> [Exercise description]: Search the data below for the string "schedule". Extract every line that contains it.
= = = = =
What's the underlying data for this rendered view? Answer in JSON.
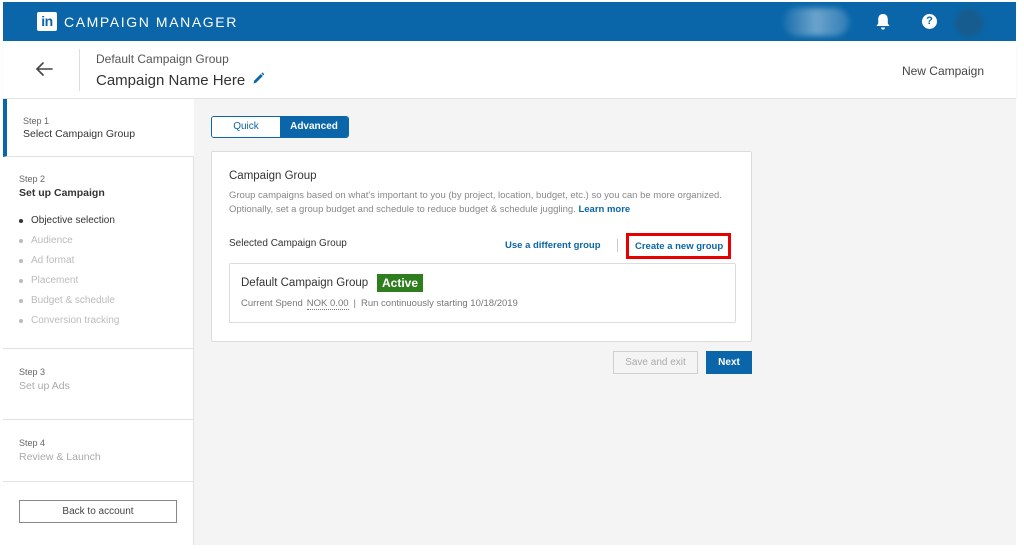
{
  "topbar": {
    "logo_text": "in",
    "brand": "CAMPAIGN MANAGER",
    "icons": [
      "bell-icon",
      "help-icon"
    ],
    "help_glyph": "?"
  },
  "header": {
    "back_icon": "arrow-left-icon",
    "group_name": "Default Campaign Group",
    "campaign_name": "Campaign Name Here",
    "edit_icon": "pencil-icon",
    "right_label": "New Campaign"
  },
  "sidebar": {
    "steps": [
      {
        "number": "Step 1",
        "title": "Select Campaign Group"
      },
      {
        "number": "Step 2",
        "title": "Set up Campaign"
      },
      {
        "number": "Step 3",
        "title": "Set up Ads"
      },
      {
        "number": "Step 4",
        "title": "Review & Launch"
      }
    ],
    "substeps": [
      "Objective selection",
      "Audience",
      "Ad format",
      "Placement",
      "Budget & schedule",
      "Conversion tracking"
    ],
    "back_button": "Back to account"
  },
  "mode_toggle": {
    "quick": "Quick",
    "advanced": "Advanced",
    "selected": "Advanced"
  },
  "card": {
    "title": "Campaign Group",
    "description": "Group campaigns based on what's important to you (by project, location, budget, etc.) so you can be more organized. Optionally, set a group budget and schedule to reduce budget & schedule juggling.",
    "learn_more": "Learn more",
    "selected_label": "Selected Campaign Group",
    "use_different": "Use a different group",
    "create_new": "Create a new group",
    "group": {
      "name": "Default Campaign Group",
      "status": "Active",
      "spend_label": "Current Spend",
      "spend_value": "NOK 0.00",
      "separator": "|",
      "schedule": "Run continuously starting 10/18/2019"
    }
  },
  "actions": {
    "save_exit": "Save and exit",
    "next": "Next"
  },
  "colors": {
    "brand": "#0a66a8",
    "active_badge": "#2e7d1e",
    "highlight": "#e60000",
    "background": "#f4f4f4"
  }
}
= = = = =
> [Worked answer]:
      "Budget & schedule",
    "description": "Group campaigns based on what's important to you (by project, location, budget, etc.) so you can be more organized. Optionally, set a group budget and schedule to reduce budget & schedule juggling.",
      "schedule": "Run continuously starting 10/18/2019"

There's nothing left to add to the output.